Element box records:

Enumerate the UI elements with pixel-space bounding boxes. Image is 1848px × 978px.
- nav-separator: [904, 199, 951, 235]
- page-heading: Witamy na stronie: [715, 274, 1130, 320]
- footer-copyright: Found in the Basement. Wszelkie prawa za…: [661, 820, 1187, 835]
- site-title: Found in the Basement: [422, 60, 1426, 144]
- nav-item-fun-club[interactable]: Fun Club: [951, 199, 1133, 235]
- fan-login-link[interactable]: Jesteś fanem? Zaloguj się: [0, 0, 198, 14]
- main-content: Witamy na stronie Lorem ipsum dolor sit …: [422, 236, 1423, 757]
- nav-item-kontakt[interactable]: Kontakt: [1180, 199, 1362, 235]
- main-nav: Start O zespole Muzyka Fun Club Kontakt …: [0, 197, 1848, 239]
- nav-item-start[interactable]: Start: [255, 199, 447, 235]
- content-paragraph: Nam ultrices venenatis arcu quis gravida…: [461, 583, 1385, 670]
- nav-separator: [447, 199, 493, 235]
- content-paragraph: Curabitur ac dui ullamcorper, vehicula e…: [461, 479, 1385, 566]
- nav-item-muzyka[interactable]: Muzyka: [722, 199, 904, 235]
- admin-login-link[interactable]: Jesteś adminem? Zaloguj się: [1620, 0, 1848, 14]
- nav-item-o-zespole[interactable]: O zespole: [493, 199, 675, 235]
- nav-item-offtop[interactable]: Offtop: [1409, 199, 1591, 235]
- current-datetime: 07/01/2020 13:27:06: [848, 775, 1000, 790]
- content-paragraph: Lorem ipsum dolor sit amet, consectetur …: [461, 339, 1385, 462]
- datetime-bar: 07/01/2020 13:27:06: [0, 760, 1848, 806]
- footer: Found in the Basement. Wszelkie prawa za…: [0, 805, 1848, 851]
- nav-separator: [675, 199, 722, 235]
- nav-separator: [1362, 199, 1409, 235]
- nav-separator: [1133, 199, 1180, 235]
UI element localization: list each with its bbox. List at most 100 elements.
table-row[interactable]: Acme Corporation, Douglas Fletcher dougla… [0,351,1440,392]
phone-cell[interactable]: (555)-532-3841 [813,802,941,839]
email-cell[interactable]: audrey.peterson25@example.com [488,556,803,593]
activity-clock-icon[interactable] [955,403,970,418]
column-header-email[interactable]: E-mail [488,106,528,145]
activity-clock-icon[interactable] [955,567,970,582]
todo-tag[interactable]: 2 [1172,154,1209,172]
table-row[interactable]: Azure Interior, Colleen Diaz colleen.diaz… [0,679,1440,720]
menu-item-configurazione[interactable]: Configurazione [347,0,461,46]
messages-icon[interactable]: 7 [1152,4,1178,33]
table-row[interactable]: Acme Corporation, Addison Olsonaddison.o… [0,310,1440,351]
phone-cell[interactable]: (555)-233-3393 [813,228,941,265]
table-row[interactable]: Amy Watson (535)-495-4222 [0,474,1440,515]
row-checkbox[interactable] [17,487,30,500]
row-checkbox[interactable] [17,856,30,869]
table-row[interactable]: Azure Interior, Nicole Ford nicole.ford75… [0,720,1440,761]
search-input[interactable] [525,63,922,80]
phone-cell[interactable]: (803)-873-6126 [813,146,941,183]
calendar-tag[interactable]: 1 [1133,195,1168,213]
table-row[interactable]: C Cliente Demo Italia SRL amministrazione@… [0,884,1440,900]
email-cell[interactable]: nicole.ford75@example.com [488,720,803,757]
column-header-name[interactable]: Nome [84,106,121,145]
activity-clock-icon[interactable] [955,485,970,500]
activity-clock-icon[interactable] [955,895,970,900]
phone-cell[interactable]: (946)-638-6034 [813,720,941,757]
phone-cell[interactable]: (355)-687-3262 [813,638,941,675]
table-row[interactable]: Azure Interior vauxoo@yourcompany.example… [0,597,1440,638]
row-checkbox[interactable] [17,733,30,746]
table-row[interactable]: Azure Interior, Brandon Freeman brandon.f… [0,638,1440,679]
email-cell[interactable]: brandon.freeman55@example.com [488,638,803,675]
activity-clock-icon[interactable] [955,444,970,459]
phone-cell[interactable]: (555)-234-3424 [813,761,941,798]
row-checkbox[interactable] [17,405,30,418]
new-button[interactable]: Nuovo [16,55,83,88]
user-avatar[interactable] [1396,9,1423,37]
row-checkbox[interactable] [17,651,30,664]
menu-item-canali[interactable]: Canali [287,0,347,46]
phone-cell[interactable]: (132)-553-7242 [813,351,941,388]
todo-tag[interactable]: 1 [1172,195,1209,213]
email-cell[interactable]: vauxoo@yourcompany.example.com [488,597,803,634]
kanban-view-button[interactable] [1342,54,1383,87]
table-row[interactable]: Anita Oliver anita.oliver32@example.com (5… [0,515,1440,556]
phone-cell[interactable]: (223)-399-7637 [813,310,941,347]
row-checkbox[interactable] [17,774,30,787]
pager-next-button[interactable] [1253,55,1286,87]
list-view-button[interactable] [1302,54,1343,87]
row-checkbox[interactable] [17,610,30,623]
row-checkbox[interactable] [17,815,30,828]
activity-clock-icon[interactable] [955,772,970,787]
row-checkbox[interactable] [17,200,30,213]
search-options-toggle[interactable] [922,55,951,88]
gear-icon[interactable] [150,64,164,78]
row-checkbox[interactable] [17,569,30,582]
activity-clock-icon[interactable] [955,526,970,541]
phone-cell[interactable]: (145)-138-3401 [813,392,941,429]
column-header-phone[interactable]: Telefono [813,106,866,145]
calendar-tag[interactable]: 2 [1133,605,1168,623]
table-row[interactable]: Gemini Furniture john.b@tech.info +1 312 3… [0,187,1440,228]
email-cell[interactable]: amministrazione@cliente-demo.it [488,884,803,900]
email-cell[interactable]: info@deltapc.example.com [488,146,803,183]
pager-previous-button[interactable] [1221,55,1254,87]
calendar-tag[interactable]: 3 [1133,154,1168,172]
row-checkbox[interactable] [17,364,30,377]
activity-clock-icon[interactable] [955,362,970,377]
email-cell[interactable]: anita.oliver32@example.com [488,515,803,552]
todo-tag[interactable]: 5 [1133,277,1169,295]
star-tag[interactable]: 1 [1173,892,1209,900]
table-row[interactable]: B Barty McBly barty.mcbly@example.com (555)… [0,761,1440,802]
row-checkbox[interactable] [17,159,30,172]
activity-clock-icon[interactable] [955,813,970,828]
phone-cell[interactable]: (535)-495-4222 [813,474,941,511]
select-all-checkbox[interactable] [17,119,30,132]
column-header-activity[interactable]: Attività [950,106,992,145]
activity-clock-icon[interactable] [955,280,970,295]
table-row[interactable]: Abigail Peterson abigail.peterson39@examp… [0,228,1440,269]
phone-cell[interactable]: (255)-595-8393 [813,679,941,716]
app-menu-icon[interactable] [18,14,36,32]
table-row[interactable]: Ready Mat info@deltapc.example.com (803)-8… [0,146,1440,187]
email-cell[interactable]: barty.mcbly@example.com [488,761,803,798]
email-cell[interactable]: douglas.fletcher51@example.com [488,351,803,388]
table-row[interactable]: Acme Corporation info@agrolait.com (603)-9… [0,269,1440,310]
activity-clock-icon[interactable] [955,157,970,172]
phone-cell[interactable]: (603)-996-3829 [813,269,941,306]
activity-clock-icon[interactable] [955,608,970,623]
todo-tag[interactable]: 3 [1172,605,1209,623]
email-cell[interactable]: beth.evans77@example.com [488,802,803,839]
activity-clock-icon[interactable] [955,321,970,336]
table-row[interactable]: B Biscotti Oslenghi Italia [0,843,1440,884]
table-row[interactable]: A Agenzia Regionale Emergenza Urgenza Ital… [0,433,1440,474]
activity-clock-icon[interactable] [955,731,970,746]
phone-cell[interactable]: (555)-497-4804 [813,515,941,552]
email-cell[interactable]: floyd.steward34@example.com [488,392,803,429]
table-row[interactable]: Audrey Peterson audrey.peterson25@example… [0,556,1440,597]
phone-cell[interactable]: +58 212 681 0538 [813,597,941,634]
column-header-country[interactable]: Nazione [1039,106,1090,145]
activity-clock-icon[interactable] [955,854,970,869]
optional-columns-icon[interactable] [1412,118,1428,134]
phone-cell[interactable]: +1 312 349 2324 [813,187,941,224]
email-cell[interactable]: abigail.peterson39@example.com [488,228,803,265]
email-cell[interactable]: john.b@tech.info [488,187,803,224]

## [Description of the task]
Quote the records word for word, from their very first line through the line that contains "- fan-login-link[interactable]: Jesteś", including both of these lines.

## [Complete output]
Enumerate the UI elements with pixel-space bounding boxes. Image is 1848px × 978px.
- nav-separator: [904, 199, 951, 235]
- page-heading: Witamy na stronie: [715, 274, 1130, 320]
- footer-copyright: Found in the Basement. Wszelkie prawa za…: [661, 820, 1187, 835]
- site-title: Found in the Basement: [422, 60, 1426, 144]
- nav-item-fun-club[interactable]: Fun Club: [951, 199, 1133, 235]
- fan-login-link[interactable]: Jesteś fanem? Zaloguj się: [0, 0, 198, 14]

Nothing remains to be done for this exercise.